Bounding box entries

[start]

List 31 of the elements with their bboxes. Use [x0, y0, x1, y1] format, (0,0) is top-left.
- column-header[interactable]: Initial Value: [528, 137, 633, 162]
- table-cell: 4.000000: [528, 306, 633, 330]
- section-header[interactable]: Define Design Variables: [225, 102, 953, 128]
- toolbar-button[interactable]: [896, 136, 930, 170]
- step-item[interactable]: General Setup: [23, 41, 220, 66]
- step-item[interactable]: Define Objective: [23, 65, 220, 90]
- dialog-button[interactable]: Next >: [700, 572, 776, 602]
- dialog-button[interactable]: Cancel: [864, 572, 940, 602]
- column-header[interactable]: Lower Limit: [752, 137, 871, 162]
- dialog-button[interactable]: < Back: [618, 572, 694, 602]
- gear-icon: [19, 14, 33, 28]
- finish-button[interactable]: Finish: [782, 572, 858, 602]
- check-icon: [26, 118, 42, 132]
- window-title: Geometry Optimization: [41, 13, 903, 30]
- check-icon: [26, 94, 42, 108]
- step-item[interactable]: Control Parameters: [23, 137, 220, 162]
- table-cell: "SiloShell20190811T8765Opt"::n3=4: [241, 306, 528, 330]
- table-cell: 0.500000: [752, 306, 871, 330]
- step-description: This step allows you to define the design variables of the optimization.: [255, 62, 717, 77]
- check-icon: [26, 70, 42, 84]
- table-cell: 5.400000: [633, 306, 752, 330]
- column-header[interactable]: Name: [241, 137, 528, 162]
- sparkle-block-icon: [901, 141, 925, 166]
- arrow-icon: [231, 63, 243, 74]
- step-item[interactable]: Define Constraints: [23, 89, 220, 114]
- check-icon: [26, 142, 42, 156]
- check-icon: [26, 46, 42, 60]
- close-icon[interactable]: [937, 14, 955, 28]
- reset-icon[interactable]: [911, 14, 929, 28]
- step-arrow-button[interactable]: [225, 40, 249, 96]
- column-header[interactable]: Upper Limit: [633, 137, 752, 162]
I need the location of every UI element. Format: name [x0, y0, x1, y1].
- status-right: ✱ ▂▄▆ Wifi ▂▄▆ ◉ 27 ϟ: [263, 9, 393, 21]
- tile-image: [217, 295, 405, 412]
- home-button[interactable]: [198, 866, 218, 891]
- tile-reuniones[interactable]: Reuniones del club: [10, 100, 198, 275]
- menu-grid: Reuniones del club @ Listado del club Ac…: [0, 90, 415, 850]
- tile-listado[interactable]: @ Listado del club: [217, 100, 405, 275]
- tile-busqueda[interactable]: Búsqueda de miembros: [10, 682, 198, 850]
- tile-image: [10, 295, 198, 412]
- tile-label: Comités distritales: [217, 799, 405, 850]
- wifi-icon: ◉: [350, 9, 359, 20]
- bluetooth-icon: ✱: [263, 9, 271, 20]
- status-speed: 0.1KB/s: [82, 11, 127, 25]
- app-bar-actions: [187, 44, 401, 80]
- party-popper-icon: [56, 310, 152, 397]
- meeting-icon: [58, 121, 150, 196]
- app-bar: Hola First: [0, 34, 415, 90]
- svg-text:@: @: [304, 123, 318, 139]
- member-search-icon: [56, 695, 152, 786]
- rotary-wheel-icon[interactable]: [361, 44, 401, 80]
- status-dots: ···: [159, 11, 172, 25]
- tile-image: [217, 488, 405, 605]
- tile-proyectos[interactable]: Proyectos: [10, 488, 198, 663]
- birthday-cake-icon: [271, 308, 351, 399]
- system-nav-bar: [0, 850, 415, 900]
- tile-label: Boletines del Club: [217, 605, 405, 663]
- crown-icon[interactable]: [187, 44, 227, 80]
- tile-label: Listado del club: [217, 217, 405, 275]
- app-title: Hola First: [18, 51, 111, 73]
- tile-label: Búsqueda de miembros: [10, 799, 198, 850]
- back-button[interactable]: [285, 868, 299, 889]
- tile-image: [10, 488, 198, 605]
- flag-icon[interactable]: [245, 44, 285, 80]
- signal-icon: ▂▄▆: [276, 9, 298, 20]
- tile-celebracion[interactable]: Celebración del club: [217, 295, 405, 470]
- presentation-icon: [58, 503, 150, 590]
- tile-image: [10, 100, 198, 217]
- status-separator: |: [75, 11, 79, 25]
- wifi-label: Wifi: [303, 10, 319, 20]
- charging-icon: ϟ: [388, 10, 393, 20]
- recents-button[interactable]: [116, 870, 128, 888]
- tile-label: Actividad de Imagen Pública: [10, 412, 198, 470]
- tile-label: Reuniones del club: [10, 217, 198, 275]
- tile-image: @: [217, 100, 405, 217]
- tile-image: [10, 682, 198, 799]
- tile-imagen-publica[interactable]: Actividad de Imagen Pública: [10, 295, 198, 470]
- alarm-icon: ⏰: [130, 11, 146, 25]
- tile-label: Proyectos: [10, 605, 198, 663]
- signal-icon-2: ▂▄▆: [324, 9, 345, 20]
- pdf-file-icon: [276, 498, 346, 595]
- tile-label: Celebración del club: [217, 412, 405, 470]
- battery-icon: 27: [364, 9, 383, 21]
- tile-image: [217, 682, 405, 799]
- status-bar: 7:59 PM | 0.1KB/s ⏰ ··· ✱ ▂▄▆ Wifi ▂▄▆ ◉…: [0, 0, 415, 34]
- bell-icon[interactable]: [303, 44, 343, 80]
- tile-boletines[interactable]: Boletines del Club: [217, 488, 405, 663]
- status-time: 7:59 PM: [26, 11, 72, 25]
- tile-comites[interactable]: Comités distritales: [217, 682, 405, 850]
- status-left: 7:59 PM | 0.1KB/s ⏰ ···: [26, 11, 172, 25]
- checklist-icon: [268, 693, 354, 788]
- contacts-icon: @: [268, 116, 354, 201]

[end]

**WHAT YOU SHOULD DO**
Copy out every line of the material above, from start to finish, keeping each character unchanged.

**RIGHT ANSWER**
List 31 of the elements with their bboxes. Use [x0, y0, x1, y1] format, (0,0) is top-left.
- column-header[interactable]: Initial Value: [528, 137, 633, 162]
- table-cell: 4.000000: [528, 306, 633, 330]
- section-header[interactable]: Define Design Variables: [225, 102, 953, 128]
- toolbar-button[interactable]: [896, 136, 930, 170]
- step-item[interactable]: General Setup: [23, 41, 220, 66]
- step-item[interactable]: Define Objective: [23, 65, 220, 90]
- dialog-button[interactable]: Next >: [700, 572, 776, 602]
- dialog-button[interactable]: Cancel: [864, 572, 940, 602]
- column-header[interactable]: Lower Limit: [752, 137, 871, 162]
- dialog-button[interactable]: < Back: [618, 572, 694, 602]
- gear-icon: [19, 14, 33, 28]
- finish-button[interactable]: Finish: [782, 572, 858, 602]
- check-icon: [26, 118, 42, 132]
- window-title: Geometry Optimization: [41, 13, 903, 30]
- check-icon: [26, 94, 42, 108]
- step-item[interactable]: Control Parameters: [23, 137, 220, 162]
- table-cell: "SiloShell20190811T8765Opt"::n3=4: [241, 306, 528, 330]
- table-cell: 0.500000: [752, 306, 871, 330]
- step-description: This step allows you to define the design variables of the optimization.: [255, 62, 717, 77]
- check-icon: [26, 70, 42, 84]
- table-cell: 5.400000: [633, 306, 752, 330]
- column-header[interactable]: Name: [241, 137, 528, 162]
- sparkle-block-icon: [901, 141, 925, 166]
- arrow-icon: [231, 63, 243, 74]
- step-item[interactable]: Define Constraints: [23, 89, 220, 114]
- check-icon: [26, 142, 42, 156]
- check-icon: [26, 46, 42, 60]
- close-icon[interactable]: [937, 14, 955, 28]
- reset-icon[interactable]: [911, 14, 929, 28]
- step-arrow-button[interactable]: [225, 40, 249, 96]
- column-header[interactable]: Upper Limit: [633, 137, 752, 162]
I need the location of every UI element. Format: name [x0, y0, x1, y1].
- status-right: ✱ ▂▄▆ Wifi ▂▄▆ ◉ 27 ϟ: [263, 9, 393, 21]
- tile-image: [217, 295, 405, 412]
- home-button[interactable]: [198, 866, 218, 891]
- tile-reuniones[interactable]: Reuniones del club: [10, 100, 198, 275]
- menu-grid: Reuniones del club @ Listado del club Ac…: [0, 90, 415, 850]
- tile-listado[interactable]: @ Listado del club: [217, 100, 405, 275]
- tile-busqueda[interactable]: Búsqueda de miembros: [10, 682, 198, 850]
- tile-image: [10, 295, 198, 412]
- tile-label: Comités distritales: [217, 799, 405, 850]
- wifi-icon: ◉: [350, 9, 359, 20]
- bluetooth-icon: ✱: [263, 9, 271, 20]
- status-speed: 0.1KB/s: [82, 11, 127, 25]
- app-bar-actions: [187, 44, 401, 80]
- party-popper-icon: [56, 310, 152, 397]
- meeting-icon: [58, 121, 150, 196]
- app-bar: Hola First: [0, 34, 415, 90]
- svg-text:@: @: [304, 123, 318, 139]
- member-search-icon: [56, 695, 152, 786]
- rotary-wheel-icon[interactable]: [361, 44, 401, 80]
- status-dots: ···: [159, 11, 172, 25]
- tile-image: [217, 488, 405, 605]
- tile-proyectos[interactable]: Proyectos: [10, 488, 198, 663]
- birthday-cake-icon: [271, 308, 351, 399]
- system-nav-bar: [0, 850, 415, 900]
- tile-label: Boletines del Club: [217, 605, 405, 663]
- crown-icon[interactable]: [187, 44, 227, 80]
- tile-label: Listado del club: [217, 217, 405, 275]
- app-title: Hola First: [18, 51, 111, 73]
- tile-label: Búsqueda de miembros: [10, 799, 198, 850]
- back-button[interactable]: [285, 868, 299, 889]
- tile-image: [10, 488, 198, 605]
- flag-icon[interactable]: [245, 44, 285, 80]
- signal-icon: ▂▄▆: [276, 9, 298, 20]
- tile-celebracion[interactable]: Celebración del club: [217, 295, 405, 470]
- presentation-icon: [58, 503, 150, 590]
- tile-image: [10, 100, 198, 217]
- status-separator: |: [75, 11, 79, 25]
- wifi-label: Wifi: [303, 10, 319, 20]
- charging-icon: ϟ: [388, 10, 393, 20]
- recents-button[interactable]: [116, 870, 128, 888]
- tile-label: Actividad de Imagen Pública: [10, 412, 198, 470]
- tile-label: Reuniones del club: [10, 217, 198, 275]
- tile-image: @: [217, 100, 405, 217]
- tile-image: [10, 682, 198, 799]
- tile-imagen-publica[interactable]: Actividad de Imagen Pública: [10, 295, 198, 470]
- alarm-icon: ⏰: [130, 11, 146, 25]
- tile-label: Proyectos: [10, 605, 198, 663]
- signal-icon-2: ▂▄▆: [324, 9, 345, 20]
- pdf-file-icon: [276, 498, 346, 595]
- tile-label: Celebración del club: [217, 412, 405, 470]
- battery-icon: 27: [364, 9, 383, 21]
- tile-image: [217, 682, 405, 799]
- status-bar: 7:59 PM | 0.1KB/s ⏰ ··· ✱ ▂▄▆ Wifi ▂▄▆ ◉…: [0, 0, 415, 34]
- bell-icon[interactable]: [303, 44, 343, 80]
- tile-boletines[interactable]: Boletines del Club: [217, 488, 405, 663]
- status-time: 7:59 PM: [26, 11, 72, 25]
- tile-comites[interactable]: Comités distritales: [217, 682, 405, 850]
- status-left: 7:59 PM | 0.1KB/s ⏰ ···: [26, 11, 172, 25]
- checklist-icon: [268, 693, 354, 788]
- contacts-icon: @: [268, 116, 354, 201]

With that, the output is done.